▸ **YOUR INSTRUCTIONS**
Restate the complete material exactly.

▸ **DATASET EXCERPTS**
— Start —

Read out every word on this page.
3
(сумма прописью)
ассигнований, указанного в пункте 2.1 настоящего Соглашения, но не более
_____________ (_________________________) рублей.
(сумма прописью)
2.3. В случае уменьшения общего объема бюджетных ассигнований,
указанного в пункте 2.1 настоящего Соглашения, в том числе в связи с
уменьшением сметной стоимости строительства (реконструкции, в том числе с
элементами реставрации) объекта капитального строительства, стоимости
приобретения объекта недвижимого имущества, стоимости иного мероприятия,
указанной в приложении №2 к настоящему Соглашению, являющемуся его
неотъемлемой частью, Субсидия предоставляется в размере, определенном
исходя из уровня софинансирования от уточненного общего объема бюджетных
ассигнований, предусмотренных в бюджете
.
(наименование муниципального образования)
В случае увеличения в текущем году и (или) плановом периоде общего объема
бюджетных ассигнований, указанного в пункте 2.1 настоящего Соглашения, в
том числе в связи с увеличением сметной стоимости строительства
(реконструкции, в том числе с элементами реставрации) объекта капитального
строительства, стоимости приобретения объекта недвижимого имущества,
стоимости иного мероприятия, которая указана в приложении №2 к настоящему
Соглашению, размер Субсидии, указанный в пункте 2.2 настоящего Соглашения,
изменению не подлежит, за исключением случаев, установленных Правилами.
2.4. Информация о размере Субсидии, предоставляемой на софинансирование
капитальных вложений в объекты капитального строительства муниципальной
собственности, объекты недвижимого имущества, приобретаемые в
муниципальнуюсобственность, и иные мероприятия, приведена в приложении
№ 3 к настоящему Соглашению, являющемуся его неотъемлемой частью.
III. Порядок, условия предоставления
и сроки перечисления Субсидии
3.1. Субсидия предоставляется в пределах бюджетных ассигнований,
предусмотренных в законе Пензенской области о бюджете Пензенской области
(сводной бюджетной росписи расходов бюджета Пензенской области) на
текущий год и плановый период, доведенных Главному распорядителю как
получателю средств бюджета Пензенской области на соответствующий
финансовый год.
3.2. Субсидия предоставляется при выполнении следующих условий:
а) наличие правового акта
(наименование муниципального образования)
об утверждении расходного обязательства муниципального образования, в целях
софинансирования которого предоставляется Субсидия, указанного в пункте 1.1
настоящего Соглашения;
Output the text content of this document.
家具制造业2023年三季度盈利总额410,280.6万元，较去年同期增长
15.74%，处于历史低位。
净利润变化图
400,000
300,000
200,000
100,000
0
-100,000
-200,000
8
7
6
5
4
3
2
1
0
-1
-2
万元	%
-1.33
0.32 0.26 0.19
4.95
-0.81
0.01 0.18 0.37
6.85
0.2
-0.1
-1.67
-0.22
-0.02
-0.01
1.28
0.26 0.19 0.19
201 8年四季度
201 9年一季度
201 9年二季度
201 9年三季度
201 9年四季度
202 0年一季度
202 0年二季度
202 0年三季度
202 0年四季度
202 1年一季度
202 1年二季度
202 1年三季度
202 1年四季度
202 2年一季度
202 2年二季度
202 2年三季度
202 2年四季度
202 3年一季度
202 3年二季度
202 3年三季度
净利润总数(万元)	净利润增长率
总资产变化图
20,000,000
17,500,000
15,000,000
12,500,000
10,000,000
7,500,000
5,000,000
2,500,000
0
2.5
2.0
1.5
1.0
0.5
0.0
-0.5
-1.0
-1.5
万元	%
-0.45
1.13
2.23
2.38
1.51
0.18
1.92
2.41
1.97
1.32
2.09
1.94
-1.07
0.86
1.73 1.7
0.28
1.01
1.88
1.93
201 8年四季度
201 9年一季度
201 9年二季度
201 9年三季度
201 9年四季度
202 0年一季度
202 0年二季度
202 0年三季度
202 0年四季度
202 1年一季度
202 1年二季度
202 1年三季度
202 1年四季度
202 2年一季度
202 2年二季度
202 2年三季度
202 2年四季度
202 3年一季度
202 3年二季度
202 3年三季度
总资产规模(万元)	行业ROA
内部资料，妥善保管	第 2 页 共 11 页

— End —

▸ **SOLUTION FOR THIS EXERCISE**
Read out every word on this page.
3
(сумма прописью)
ассигнований, указанного в пункте 2.1 настоящего Соглашения, но не более
_____________ (_________________________) рублей.
(сумма прописью)
2.3. В случае уменьшения общего объема бюджетных ассигнований,
указанного в пункте 2.1 настоящего Соглашения, в том числе в связи с
уменьшением сметной стоимости строительства (реконструкции, в том числе с
элементами реставрации) объекта капитального строительства, стоимости
приобретения объекта недвижимого имущества, стоимости иного мероприятия,
указанной в приложении №2 к настоящему Соглашению, являющемуся его
неотъемлемой частью, Субсидия предоставляется в размере, определенном
исходя из уровня софинансирования от уточненного общего объема бюджетных
ассигнований, предусмотренных в бюджете
.
(наименование муниципального образования)
В случае увеличения в текущем году и (или) плановом периоде общего объема
бюджетных ассигнований, указанного в пункте 2.1 настоящего Соглашения, в
том числе в связи с увеличением сметной стоимости строительства
(реконструкции, в том числе с элементами реставрации) объекта капитального
строительства, стоимости приобретения объекта недвижимого имущества,
стоимости иного мероприятия, которая указана в приложении №2 к настоящему
Соглашению, размер Субсидии, указанный в пункте 2.2 настоящего Соглашения,
изменению не подлежит, за исключением случаев, установленных Правилами.
2.4. Информация о размере Субсидии, предоставляемой на софинансирование
капитальных вложений в объекты капитального строительства муниципальной
собственности, объекты недвижимого имущества, приобретаемые в
муниципальнуюсобственность, и иные мероприятия, приведена в приложении
№ 3 к настоящему Соглашению, являющемуся его неотъемлемой частью.
III. Порядок, условия предоставления
и сроки перечисления Субсидии
3.1. Субсидия предоставляется в пределах бюджетных ассигнований,
предусмотренных в законе Пензенской области о бюджете Пензенской области
(сводной бюджетной росписи расходов бюджета Пензенской области) на
текущий год и плановый период, доведенных Главному распорядителю как
получателю средств бюджета Пензенской области на соответствующий
финансовый год.
3.2. Субсидия предоставляется при выполнении следующих условий:
а) наличие правового акта
(наименование муниципального образования)
об утверждении расходного обязательства муниципального образования, в целях
софинансирования которого предоставляется Субсидия, указанного в пункте 1.1
настоящего Соглашения;
Output the text content of this document.
家具制造业2023年三季度盈利总额410,280.6万元，较去年同期增长
15.74%，处于历史低位。
净利润变化图
400,000
300,000
200,000
100,000
0
-100,000
-200,000
8
7
6
5
4
3
2
1
0
-1
-2
万元	%
-1.33
0.32 0.26 0.19
4.95
-0.81
0.01 0.18 0.37
6.85
0.2
-0.1
-1.67
-0.22
-0.02
-0.01
1.28
0.26 0.19 0.19
201 8年四季度
201 9年一季度
201 9年二季度
201 9年三季度
201 9年四季度
202 0年一季度
202 0年二季度
202 0年三季度
202 0年四季度
202 1年一季度
202 1年二季度
202 1年三季度
202 1年四季度
202 2年一季度
202 2年二季度
202 2年三季度
202 2年四季度
202 3年一季度
202 3年二季度
202 3年三季度
净利润总数(万元)	净利润增长率
总资产变化图
20,000,000
17,500,000
15,000,000
12,500,000
10,000,000
7,500,000
5,000,000
2,500,000
0
2.5
2.0
1.5
1.0
0.5
0.0
-0.5
-1.0
-1.5
万元	%
-0.45
1.13
2.23
2.38
1.51
0.18
1.92
2.41
1.97
1.32
2.09
1.94
-1.07
0.86
1.73 1.7
0.28
1.01
1.88
1.93
201 8年四季度
201 9年一季度
201 9年二季度
201 9年三季度
201 9年四季度
202 0年一季度
202 0年二季度
202 0年三季度
202 0年四季度
202 1年一季度
202 1年二季度
202 1年三季度
202 1年四季度
202 2年一季度
202 2年二季度
202 2年三季度
202 2年四季度
202 3年一季度
202 3年二季度
202 3年三季度
总资产规模(万元)	行业ROA
内部资料，妥善保管	第 2 页 共 11 页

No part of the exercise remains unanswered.